━━━ Data rows

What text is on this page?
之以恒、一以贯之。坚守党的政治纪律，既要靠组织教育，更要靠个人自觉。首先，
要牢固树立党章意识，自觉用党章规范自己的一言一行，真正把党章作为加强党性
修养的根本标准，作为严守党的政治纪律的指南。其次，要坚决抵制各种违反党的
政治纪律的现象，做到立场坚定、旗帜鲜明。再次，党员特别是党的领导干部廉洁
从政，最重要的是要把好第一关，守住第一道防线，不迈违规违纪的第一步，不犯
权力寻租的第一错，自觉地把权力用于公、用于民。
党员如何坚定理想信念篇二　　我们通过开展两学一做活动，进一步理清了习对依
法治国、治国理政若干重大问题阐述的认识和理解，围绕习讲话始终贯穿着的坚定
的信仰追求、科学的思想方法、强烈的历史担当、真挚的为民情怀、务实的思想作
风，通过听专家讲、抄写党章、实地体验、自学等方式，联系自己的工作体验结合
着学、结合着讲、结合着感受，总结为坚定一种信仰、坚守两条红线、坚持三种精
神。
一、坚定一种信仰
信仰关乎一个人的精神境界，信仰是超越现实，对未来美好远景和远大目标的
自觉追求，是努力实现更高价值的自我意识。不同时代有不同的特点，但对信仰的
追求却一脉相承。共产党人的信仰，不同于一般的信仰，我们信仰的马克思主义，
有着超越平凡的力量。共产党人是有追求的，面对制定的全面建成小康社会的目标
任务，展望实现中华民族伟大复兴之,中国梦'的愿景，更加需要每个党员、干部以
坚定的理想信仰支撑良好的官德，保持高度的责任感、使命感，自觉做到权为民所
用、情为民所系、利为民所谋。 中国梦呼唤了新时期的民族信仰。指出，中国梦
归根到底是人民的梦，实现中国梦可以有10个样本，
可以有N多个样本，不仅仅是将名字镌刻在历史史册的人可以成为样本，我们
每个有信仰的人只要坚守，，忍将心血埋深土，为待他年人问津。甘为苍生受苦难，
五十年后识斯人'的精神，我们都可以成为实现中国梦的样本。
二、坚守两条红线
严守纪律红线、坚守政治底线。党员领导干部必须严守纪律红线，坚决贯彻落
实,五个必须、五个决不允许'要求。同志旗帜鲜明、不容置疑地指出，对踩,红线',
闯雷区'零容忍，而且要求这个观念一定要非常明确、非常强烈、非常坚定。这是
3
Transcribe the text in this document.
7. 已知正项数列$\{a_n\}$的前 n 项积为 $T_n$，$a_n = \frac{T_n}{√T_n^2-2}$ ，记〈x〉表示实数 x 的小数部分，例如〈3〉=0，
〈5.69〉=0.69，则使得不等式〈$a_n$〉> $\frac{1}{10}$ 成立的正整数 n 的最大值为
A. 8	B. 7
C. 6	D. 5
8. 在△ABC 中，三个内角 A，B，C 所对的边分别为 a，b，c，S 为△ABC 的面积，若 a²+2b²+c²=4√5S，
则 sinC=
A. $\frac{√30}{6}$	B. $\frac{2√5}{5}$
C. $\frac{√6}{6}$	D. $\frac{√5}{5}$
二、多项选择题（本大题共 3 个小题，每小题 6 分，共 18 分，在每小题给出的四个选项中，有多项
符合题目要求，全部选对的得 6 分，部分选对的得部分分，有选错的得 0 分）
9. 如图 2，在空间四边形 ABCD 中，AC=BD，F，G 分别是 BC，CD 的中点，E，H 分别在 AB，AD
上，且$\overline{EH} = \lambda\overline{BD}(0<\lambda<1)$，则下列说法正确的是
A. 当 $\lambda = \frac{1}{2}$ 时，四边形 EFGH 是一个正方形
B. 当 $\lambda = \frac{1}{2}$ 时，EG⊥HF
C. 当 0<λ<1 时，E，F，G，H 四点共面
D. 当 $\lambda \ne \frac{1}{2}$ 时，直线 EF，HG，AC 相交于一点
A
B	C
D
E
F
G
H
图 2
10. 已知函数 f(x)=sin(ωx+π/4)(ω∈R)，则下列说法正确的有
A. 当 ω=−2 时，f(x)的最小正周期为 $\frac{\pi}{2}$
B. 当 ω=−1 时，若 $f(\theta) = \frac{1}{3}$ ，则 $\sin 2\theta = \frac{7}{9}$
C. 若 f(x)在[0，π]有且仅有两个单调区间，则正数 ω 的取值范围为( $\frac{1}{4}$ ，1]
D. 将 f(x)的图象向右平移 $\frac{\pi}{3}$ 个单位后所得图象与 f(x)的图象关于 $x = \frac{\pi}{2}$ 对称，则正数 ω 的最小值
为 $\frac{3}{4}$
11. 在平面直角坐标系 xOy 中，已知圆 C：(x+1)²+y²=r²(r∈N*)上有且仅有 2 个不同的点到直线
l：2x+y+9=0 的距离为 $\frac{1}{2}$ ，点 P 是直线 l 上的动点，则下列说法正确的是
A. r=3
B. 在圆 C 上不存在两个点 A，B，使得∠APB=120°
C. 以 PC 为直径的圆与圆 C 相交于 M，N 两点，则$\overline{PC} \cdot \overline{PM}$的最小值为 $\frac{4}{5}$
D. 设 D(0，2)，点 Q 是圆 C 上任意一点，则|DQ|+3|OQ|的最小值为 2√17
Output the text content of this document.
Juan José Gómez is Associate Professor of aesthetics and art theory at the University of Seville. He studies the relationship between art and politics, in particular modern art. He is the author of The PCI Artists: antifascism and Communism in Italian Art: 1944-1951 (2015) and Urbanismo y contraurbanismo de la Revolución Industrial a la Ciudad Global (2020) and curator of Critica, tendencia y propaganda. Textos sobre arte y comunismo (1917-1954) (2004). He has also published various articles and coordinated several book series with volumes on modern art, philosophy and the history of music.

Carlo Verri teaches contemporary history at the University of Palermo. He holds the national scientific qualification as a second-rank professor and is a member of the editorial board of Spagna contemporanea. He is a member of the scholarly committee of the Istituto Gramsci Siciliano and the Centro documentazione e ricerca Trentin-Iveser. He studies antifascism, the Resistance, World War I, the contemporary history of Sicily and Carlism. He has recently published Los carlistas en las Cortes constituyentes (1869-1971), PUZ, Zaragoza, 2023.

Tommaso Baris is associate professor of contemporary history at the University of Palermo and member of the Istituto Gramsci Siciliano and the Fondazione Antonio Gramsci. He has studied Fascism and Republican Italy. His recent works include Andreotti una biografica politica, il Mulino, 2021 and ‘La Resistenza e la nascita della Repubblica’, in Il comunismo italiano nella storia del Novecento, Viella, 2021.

━━━━━━

◆ **Written instruction**
Of the lines in the entries, how many include the word "坚守两条红线"? State only the number.

◆ **Solution**
2